-- START OF Listed entries --

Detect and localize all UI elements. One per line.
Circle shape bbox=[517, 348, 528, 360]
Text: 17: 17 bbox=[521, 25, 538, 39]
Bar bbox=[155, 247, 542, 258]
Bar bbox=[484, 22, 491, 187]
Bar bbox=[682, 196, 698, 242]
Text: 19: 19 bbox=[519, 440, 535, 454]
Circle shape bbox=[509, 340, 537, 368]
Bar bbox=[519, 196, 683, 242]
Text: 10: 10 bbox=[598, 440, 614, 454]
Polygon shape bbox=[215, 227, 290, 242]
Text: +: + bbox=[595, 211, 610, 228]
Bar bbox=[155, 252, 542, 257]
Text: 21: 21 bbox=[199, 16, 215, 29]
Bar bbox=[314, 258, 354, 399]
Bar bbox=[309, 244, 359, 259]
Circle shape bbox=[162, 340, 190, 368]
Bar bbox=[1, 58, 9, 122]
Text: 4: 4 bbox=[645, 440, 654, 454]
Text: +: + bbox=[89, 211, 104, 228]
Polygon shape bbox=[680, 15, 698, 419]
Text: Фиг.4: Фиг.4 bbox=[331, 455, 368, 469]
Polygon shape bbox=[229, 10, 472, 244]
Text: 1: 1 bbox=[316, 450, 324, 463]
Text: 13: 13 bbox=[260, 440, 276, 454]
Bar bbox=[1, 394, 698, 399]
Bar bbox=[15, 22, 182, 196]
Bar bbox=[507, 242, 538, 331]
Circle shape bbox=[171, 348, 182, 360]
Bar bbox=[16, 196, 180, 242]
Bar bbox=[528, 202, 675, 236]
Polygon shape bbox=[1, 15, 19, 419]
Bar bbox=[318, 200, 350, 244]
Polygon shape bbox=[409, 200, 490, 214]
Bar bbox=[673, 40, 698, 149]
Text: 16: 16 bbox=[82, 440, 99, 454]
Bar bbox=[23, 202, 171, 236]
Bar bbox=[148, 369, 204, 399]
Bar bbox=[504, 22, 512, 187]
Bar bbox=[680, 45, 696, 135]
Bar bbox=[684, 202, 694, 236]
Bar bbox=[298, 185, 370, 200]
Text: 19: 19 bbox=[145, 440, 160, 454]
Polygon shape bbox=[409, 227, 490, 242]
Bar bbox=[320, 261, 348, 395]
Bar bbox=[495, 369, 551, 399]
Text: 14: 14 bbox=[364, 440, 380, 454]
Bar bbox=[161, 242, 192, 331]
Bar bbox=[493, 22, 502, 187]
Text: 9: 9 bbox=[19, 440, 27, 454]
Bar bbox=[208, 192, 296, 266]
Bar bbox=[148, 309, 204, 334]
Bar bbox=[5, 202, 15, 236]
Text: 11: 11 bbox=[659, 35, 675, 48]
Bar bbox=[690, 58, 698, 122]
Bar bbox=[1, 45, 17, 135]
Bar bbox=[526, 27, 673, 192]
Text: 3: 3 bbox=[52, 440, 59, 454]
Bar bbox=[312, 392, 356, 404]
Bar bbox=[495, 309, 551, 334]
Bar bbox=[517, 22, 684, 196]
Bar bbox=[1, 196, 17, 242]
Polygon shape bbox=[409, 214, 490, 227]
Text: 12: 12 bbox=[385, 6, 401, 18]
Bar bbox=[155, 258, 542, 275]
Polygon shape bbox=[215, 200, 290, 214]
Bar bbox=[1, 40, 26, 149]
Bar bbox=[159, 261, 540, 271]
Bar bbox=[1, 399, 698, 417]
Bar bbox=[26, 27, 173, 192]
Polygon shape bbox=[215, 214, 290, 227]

-- END OF Listed entries --

_Stated task_
Copy out every line of the material above, changing nothing.

_In response_
Detect and localize all UI elements. One per line.
Circle shape bbox=[517, 348, 528, 360]
Text: 17: 17 bbox=[521, 25, 538, 39]
Bar bbox=[155, 247, 542, 258]
Bar bbox=[484, 22, 491, 187]
Bar bbox=[682, 196, 698, 242]
Text: 19: 19 bbox=[519, 440, 535, 454]
Circle shape bbox=[509, 340, 537, 368]
Bar bbox=[519, 196, 683, 242]
Text: 10: 10 bbox=[598, 440, 614, 454]
Polygon shape bbox=[215, 227, 290, 242]
Text: +: + bbox=[595, 211, 610, 228]
Bar bbox=[155, 252, 542, 257]
Text: 21: 21 bbox=[199, 16, 215, 29]
Bar bbox=[314, 258, 354, 399]
Bar bbox=[309, 244, 359, 259]
Circle shape bbox=[162, 340, 190, 368]
Bar bbox=[1, 58, 9, 122]
Text: 4: 4 bbox=[645, 440, 654, 454]
Text: +: + bbox=[89, 211, 104, 228]
Polygon shape bbox=[680, 15, 698, 419]
Text: Фиг.4: Фиг.4 bbox=[331, 455, 368, 469]
Polygon shape bbox=[229, 10, 472, 244]
Text: 1: 1 bbox=[316, 450, 324, 463]
Text: 13: 13 bbox=[260, 440, 276, 454]
Bar bbox=[1, 394, 698, 399]
Bar bbox=[15, 22, 182, 196]
Bar bbox=[507, 242, 538, 331]
Circle shape bbox=[171, 348, 182, 360]
Bar bbox=[16, 196, 180, 242]
Bar bbox=[528, 202, 675, 236]
Polygon shape bbox=[1, 15, 19, 419]
Bar bbox=[318, 200, 350, 244]
Polygon shape bbox=[409, 200, 490, 214]
Bar bbox=[673, 40, 698, 149]
Text: 16: 16 bbox=[82, 440, 99, 454]
Bar bbox=[23, 202, 171, 236]
Bar bbox=[148, 369, 204, 399]
Bar bbox=[504, 22, 512, 187]
Bar bbox=[680, 45, 696, 135]
Bar bbox=[684, 202, 694, 236]
Bar bbox=[298, 185, 370, 200]
Text: 19: 19 bbox=[145, 440, 160, 454]
Polygon shape bbox=[409, 227, 490, 242]
Bar bbox=[320, 261, 348, 395]
Bar bbox=[495, 369, 551, 399]
Text: 14: 14 bbox=[364, 440, 380, 454]
Bar bbox=[161, 242, 192, 331]
Bar bbox=[493, 22, 502, 187]
Text: 9: 9 bbox=[19, 440, 27, 454]
Bar bbox=[208, 192, 296, 266]
Bar bbox=[148, 309, 204, 334]
Bar bbox=[5, 202, 15, 236]
Text: 11: 11 bbox=[659, 35, 675, 48]
Bar bbox=[690, 58, 698, 122]
Bar bbox=[1, 45, 17, 135]
Bar bbox=[526, 27, 673, 192]
Text: 3: 3 bbox=[52, 440, 59, 454]
Bar bbox=[312, 392, 356, 404]
Bar bbox=[495, 309, 551, 334]
Bar bbox=[517, 22, 684, 196]
Bar bbox=[1, 196, 17, 242]
Polygon shape bbox=[409, 214, 490, 227]
Text: 12: 12 bbox=[385, 6, 401, 18]
Bar bbox=[155, 258, 542, 275]
Polygon shape bbox=[215, 200, 290, 214]
Bar bbox=[1, 40, 26, 149]
Bar bbox=[159, 261, 540, 271]
Bar bbox=[1, 399, 698, 417]
Bar bbox=[26, 27, 173, 192]
Polygon shape bbox=[215, 214, 290, 227]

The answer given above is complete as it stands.